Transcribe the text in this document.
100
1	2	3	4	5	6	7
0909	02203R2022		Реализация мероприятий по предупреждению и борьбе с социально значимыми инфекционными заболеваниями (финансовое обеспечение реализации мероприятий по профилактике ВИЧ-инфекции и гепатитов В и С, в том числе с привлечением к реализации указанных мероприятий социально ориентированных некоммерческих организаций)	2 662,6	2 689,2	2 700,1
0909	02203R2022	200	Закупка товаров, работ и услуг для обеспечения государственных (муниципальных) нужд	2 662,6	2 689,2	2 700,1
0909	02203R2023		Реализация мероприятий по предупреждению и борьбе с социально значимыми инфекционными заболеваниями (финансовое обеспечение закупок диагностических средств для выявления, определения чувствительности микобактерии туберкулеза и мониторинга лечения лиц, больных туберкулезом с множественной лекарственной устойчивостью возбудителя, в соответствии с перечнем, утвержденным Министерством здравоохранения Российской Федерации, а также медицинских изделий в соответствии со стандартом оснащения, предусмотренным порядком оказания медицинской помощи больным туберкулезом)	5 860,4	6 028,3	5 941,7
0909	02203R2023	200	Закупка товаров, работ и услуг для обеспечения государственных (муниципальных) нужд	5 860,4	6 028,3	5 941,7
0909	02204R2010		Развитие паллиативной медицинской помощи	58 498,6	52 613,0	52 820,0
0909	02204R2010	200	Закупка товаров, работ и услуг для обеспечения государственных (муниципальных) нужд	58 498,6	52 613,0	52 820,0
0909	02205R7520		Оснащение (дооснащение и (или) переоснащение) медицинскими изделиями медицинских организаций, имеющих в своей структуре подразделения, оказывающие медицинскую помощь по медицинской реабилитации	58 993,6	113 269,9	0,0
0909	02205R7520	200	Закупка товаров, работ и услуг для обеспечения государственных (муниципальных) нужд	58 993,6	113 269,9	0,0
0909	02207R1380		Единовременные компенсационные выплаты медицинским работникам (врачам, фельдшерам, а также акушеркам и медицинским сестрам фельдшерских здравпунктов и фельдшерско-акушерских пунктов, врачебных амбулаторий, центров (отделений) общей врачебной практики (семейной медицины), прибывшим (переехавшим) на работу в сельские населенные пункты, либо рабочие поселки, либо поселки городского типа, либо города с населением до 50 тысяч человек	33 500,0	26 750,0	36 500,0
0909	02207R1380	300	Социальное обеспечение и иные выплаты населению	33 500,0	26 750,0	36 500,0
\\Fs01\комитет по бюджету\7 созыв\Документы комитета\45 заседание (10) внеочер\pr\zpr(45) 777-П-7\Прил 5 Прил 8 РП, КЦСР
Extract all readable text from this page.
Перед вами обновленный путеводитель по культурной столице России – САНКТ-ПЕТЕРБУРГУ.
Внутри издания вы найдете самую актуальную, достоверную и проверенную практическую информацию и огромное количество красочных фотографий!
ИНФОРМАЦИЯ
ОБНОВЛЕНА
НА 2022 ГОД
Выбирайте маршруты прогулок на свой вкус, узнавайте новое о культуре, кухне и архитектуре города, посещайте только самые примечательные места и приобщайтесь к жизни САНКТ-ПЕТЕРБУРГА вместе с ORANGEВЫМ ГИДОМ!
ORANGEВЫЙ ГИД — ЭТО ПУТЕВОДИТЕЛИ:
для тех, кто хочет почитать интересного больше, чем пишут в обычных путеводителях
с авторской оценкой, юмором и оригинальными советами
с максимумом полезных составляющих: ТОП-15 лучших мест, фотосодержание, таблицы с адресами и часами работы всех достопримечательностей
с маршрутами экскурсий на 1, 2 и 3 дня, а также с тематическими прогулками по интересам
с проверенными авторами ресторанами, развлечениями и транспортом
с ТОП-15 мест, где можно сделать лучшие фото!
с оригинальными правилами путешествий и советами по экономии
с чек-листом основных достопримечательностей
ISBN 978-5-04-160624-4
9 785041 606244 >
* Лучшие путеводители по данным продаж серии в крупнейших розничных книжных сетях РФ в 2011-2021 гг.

# # # #

WHAT NEEDS TO BE DONE >>
Extract every line containing the string "государственных" from the material.

TASK ANSWER >>
0909	02203R2022	200	Закупка товаров, работ и услуг для обеспечения государственных (муниципальных) нужд	2 662,6	2 689,2	2 700,1
0909	02203R2023	200	Закупка товаров, работ и услуг для обеспечения государственных (муниципальных) нужд	5 860,4	6 028,3	5 941,7
0909	02204R2010	200	Закупка товаров, работ и услуг для обеспечения государственных (муниципальных) нужд	58 498,6	52 613,0	52 820,0
0909	02205R7520	200	Закупка товаров, работ и услуг для обеспечения государственных (муниципальных) нужд	58 993,6	113 269,9	0,0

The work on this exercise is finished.